• [Given request]:
Locate the string "this" in the records below. Copy every line where it occurs.

--- Begin Data ---

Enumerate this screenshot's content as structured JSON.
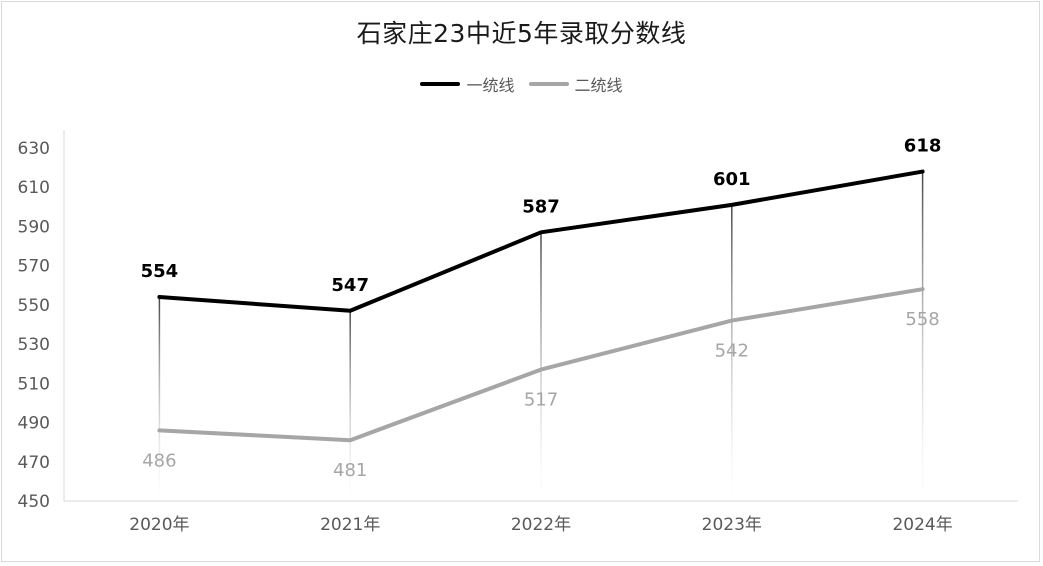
{
  "chart_data": {
    "type": "line",
    "title": "石家庄23中近5年录取分数线",
    "categories": [
      "2020年",
      "2021年",
      "2022年",
      "2023年",
      "2024年"
    ],
    "series": [
      {
        "name": "一统线",
        "values": [
          554,
          547,
          587,
          601,
          618
        ],
        "color": "#000000"
      },
      {
        "name": "二统线",
        "values": [
          486,
          481,
          517,
          542,
          558
        ],
        "color": "#a6a6a6"
      }
    ],
    "ylim": [
      450,
      630
    ],
    "yticks": [
      "450",
      "470",
      "490",
      "510",
      "530",
      "550",
      "570",
      "590",
      "610",
      "630"
    ],
    "xlabel": "",
    "ylabel": "",
    "grid": false,
    "legend": "top-center"
  }
}
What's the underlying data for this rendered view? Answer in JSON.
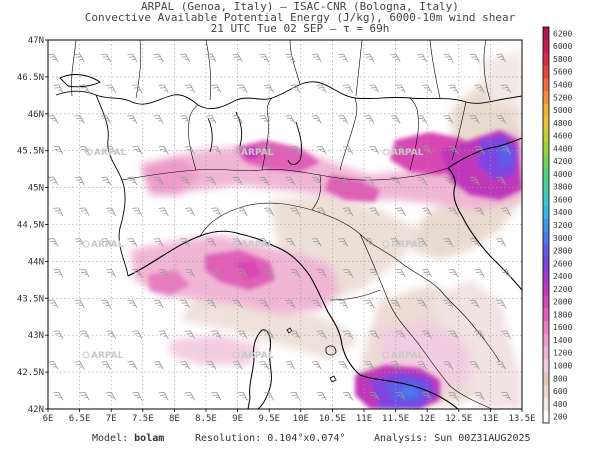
{
  "header": {
    "line1": "ARPAL (Genoa, Italy) — ISAC-CNR (Bologna, Italy)",
    "line2": "Convective Available Potential Energy (J/kg), 6000-10m wind shear",
    "line3": "21 UTC Tue 02 SEP — τ = 69h"
  },
  "map": {
    "lat_labels": [
      "47N",
      "46.5N",
      "46N",
      "45.5N",
      "45N",
      "44.5N",
      "44N",
      "43.5N",
      "43N",
      "42.5N",
      "42N"
    ],
    "lon_labels": [
      "6E",
      "6.5E",
      "7E",
      "7.5E",
      "8E",
      "8.5E",
      "9E",
      "9.5E",
      "10E",
      "10.5E",
      "11E",
      "11.5E",
      "12E",
      "12.5E",
      "13E",
      "13.5E"
    ],
    "watermark": "ARPAL",
    "colors": {
      "land_border": "#000000",
      "grid": "#9a9a9a",
      "watermark": "#c8c8c8"
    }
  },
  "colorbar": {
    "labels": [
      "200",
      "400",
      "600",
      "800",
      "1000",
      "1200",
      "1400",
      "1600",
      "1800",
      "2000",
      "2200",
      "2400",
      "2600",
      "2800",
      "3000",
      "3200",
      "3400",
      "3600",
      "3800",
      "4000",
      "4200",
      "4400",
      "4600",
      "4800",
      "5000",
      "5200",
      "5400",
      "5600",
      "5800",
      "6000",
      "6200"
    ],
    "colors": [
      "#ffffff",
      "#f3e7e0",
      "#ead7cc",
      "#e2c8bb",
      "#f2cde0",
      "#f0b6d5",
      "#ec9ccb",
      "#e77ec0",
      "#e060b7",
      "#d846b4",
      "#c038ba",
      "#a23ad0",
      "#7e44e0",
      "#5c5ce8",
      "#4b78ec",
      "#3e98ea",
      "#36b4e2",
      "#3ec7c8",
      "#44cfa4",
      "#52d17e",
      "#72d45a",
      "#9ad23e",
      "#c2d038",
      "#e2c838",
      "#f0b03a",
      "#f2903e",
      "#f06a3e",
      "#e8443e",
      "#d82a46",
      "#c21e4e",
      "#a8185a"
    ]
  },
  "footer": {
    "model_label": "Model:",
    "model_value": "bolam",
    "resolution": "Resolution: 0.104°x0.074°",
    "analysis": "Analysis: Sun 00Z31AUG2025"
  }
}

--- End Data ---

• [Answer in full]:
Enumerate this screenshot's content as structured JSON.
What's the underlying data for this rendered view? Answer in JSON.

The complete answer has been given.